» SET EXERCISE: Could you transcribe the material below exactly, without leaving out a single line?

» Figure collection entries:
────────────────────────────────────────

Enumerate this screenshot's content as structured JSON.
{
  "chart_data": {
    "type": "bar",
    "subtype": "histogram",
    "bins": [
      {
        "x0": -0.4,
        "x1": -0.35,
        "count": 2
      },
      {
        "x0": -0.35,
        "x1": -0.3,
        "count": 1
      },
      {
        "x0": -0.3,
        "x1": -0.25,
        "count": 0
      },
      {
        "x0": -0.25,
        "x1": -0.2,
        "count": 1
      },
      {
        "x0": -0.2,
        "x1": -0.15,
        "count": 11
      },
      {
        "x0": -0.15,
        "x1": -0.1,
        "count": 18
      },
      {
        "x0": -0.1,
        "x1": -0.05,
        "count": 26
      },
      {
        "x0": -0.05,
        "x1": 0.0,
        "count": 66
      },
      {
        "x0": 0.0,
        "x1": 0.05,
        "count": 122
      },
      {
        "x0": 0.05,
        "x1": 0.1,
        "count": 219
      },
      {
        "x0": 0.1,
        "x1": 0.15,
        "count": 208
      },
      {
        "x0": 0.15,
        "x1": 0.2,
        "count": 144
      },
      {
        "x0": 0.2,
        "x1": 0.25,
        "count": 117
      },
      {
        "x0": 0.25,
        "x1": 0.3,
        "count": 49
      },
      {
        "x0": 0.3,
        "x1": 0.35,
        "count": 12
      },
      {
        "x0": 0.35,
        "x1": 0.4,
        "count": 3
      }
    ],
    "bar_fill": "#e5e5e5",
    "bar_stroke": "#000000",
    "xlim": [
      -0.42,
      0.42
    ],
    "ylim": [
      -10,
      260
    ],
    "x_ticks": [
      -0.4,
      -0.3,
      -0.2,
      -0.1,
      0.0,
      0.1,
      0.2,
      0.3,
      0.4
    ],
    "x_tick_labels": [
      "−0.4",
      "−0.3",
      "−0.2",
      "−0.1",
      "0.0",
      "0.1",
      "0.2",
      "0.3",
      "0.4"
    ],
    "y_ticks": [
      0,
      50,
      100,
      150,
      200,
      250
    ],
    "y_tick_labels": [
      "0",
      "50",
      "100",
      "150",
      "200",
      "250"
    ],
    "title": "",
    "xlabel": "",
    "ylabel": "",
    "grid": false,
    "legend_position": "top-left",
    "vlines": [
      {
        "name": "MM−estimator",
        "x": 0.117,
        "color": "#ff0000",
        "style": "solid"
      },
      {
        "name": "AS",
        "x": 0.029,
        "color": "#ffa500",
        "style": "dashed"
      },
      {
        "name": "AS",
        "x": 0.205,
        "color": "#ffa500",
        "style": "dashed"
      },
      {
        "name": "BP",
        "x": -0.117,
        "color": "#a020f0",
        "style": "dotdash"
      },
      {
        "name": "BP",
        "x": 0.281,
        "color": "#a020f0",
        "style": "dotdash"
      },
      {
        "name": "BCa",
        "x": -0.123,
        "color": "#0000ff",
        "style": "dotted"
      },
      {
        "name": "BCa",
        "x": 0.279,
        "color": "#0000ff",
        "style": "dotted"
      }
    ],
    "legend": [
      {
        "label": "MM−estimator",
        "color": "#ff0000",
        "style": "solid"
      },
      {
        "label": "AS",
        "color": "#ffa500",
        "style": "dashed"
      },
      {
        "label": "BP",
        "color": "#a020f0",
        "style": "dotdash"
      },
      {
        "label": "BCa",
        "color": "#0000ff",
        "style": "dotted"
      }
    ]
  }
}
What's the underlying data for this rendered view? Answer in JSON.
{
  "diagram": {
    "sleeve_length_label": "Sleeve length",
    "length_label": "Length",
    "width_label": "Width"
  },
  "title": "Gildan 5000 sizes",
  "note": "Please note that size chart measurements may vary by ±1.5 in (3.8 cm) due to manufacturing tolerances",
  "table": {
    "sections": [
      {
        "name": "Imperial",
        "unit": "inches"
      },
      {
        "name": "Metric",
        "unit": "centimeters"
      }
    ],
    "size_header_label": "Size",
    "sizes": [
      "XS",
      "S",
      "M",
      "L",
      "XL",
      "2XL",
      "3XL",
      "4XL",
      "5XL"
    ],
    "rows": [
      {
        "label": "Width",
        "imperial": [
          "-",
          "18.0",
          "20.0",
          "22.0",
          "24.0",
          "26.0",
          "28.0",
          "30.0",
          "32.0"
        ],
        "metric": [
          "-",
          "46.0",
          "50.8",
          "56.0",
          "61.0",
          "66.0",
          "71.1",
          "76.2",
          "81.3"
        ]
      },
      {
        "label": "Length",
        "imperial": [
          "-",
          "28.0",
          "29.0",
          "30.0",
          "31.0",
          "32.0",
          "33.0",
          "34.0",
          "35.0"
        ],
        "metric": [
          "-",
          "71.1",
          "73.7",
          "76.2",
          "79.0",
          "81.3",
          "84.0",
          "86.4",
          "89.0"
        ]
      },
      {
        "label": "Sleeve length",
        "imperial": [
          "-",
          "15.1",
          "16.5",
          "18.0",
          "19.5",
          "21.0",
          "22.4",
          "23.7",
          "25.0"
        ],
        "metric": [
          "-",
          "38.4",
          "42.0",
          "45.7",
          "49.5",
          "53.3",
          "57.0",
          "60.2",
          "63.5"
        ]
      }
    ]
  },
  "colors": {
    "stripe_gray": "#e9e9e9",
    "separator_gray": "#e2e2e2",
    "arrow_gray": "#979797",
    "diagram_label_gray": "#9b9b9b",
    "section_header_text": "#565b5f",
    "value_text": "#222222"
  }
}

────────────────────────────────────────

» EXERCISE OUTPUT:
Enumerate this screenshot's content as structured JSON.
{
  "chart_data": {
    "type": "bar",
    "subtype": "histogram",
    "bins": [
      {
        "x0": -0.4,
        "x1": -0.35,
        "count": 2
      },
      {
        "x0": -0.35,
        "x1": -0.3,
        "count": 1
      },
      {
        "x0": -0.3,
        "x1": -0.25,
        "count": 0
      },
      {
        "x0": -0.25,
        "x1": -0.2,
        "count": 1
      },
      {
        "x0": -0.2,
        "x1": -0.15,
        "count": 11
      },
      {
        "x0": -0.15,
        "x1": -0.1,
        "count": 18
      },
      {
        "x0": -0.1,
        "x1": -0.05,
        "count": 26
      },
      {
        "x0": -0.05,
        "x1": 0.0,
        "count": 66
      },
      {
        "x0": 0.0,
        "x1": 0.05,
        "count": 122
      },
      {
        "x0": 0.05,
        "x1": 0.1,
        "count": 219
      },
      {
        "x0": 0.1,
        "x1": 0.15,
        "count": 208
      },
      {
        "x0": 0.15,
        "x1": 0.2,
        "count": 144
      },
      {
        "x0": 0.2,
        "x1": 0.25,
        "count": 117
      },
      {
        "x0": 0.25,
        "x1": 0.3,
        "count": 49
      },
      {
        "x0": 0.3,
        "x1": 0.35,
        "count": 12
      },
      {
        "x0": 0.35,
        "x1": 0.4,
        "count": 3
      }
    ],
    "bar_fill": "#e5e5e5",
    "bar_stroke": "#000000",
    "xlim": [
      -0.42,
      0.42
    ],
    "ylim": [
      -10,
      260
    ],
    "x_ticks": [
      -0.4,
      -0.3,
      -0.2,
      -0.1,
      0.0,
      0.1,
      0.2,
      0.3,
      0.4
    ],
    "x_tick_labels": [
      "−0.4",
      "−0.3",
      "−0.2",
      "−0.1",
      "0.0",
      "0.1",
      "0.2",
      "0.3",
      "0.4"
    ],
    "y_ticks": [
      0,
      50,
      100,
      150,
      200,
      250
    ],
    "y_tick_labels": [
      "0",
      "50",
      "100",
      "150",
      "200",
      "250"
    ],
    "title": "",
    "xlabel": "",
    "ylabel": "",
    "grid": false,
    "legend_position": "top-left",
    "vlines": [
      {
        "name": "MM−estimator",
        "x": 0.117,
        "color": "#ff0000",
        "style": "solid"
      },
      {
        "name": "AS",
        "x": 0.029,
        "color": "#ffa500",
        "style": "dashed"
      },
      {
        "name": "AS",
        "x": 0.205,
        "color": "#ffa500",
        "style": "dashed"
      },
      {
        "name": "BP",
        "x": -0.117,
        "color": "#a020f0",
        "style": "dotdash"
      },
      {
        "name": "BP",
        "x": 0.281,
        "color": "#a020f0",
        "style": "dotdash"
      },
      {
        "name": "BCa",
        "x": -0.123,
        "color": "#0000ff",
        "style": "dotted"
      },
      {
        "name": "BCa",
        "x": 0.279,
        "color": "#0000ff",
        "style": "dotted"
      }
    ],
    "legend": [
      {
        "label": "MM−estimator",
        "color": "#ff0000",
        "style": "solid"
      },
      {
        "label": "AS",
        "color": "#ffa500",
        "style": "dashed"
      },
      {
        "label": "BP",
        "color": "#a020f0",
        "style": "dotdash"
      },
      {
        "label": "BCa",
        "color": "#0000ff",
        "style": "dotted"
      }
    ]
  }
}
What's the underlying data for this rendered view? Answer in JSON.
{
  "diagram": {
    "sleeve_length_label": "Sleeve length",
    "length_label": "Length",
    "width_label": "Width"
  },
  "title": "Gildan 5000 sizes",
  "note": "Please note that size chart measurements may vary by ±1.5 in (3.8 cm) due to manufacturing tolerances",
  "table": {
    "sections": [
      {
        "name": "Imperial",
        "unit": "inches"
      },
      {
        "name": "Metric",
        "unit": "centimeters"
      }
    ],
    "size_header_label": "Size",
    "sizes": [
      "XS",
      "S",
      "M",
      "L",
      "XL",
      "2XL",
      "3XL",
      "4XL",
      "5XL"
    ],
    "rows": [
      {
        "label": "Width",
        "imperial": [
          "-",
          "18.0",
          "20.0",
          "22.0",
          "24.0",
          "26.0",
          "28.0",
          "30.0",
          "32.0"
        ],
        "metric": [
          "-",
          "46.0",
          "50.8",
          "56.0",
          "61.0",
          "66.0",
          "71.1",
          "76.2",
          "81.3"
        ]
      },
      {
        "label": "Length",
        "imperial": [
          "-",
          "28.0",
          "29.0",
          "30.0",
          "31.0",
          "32.0",
          "33.0",
          "34.0",
          "35.0"
        ],
        "metric": [
          "-",
          "71.1",
          "73.7",
          "76.2",
          "79.0",
          "81.3",
          "84.0",
          "86.4",
          "89.0"
        ]
      },
      {
        "label": "Sleeve length",
        "imperial": [
          "-",
          "15.1",
          "16.5",
          "18.0",
          "19.5",
          "21.0",
          "22.4",
          "23.7",
          "25.0"
        ],
        "metric": [
          "-",
          "38.4",
          "42.0",
          "45.7",
          "49.5",
          "53.3",
          "57.0",
          "60.2",
          "63.5"
        ]
      }
    ]
  },
  "colors": {
    "stripe_gray": "#e9e9e9",
    "separator_gray": "#e2e2e2",
    "arrow_gray": "#979797",
    "diagram_label_gray": "#9b9b9b",
    "section_header_text": "#565b5f",
    "value_text": "#222222"
  }
}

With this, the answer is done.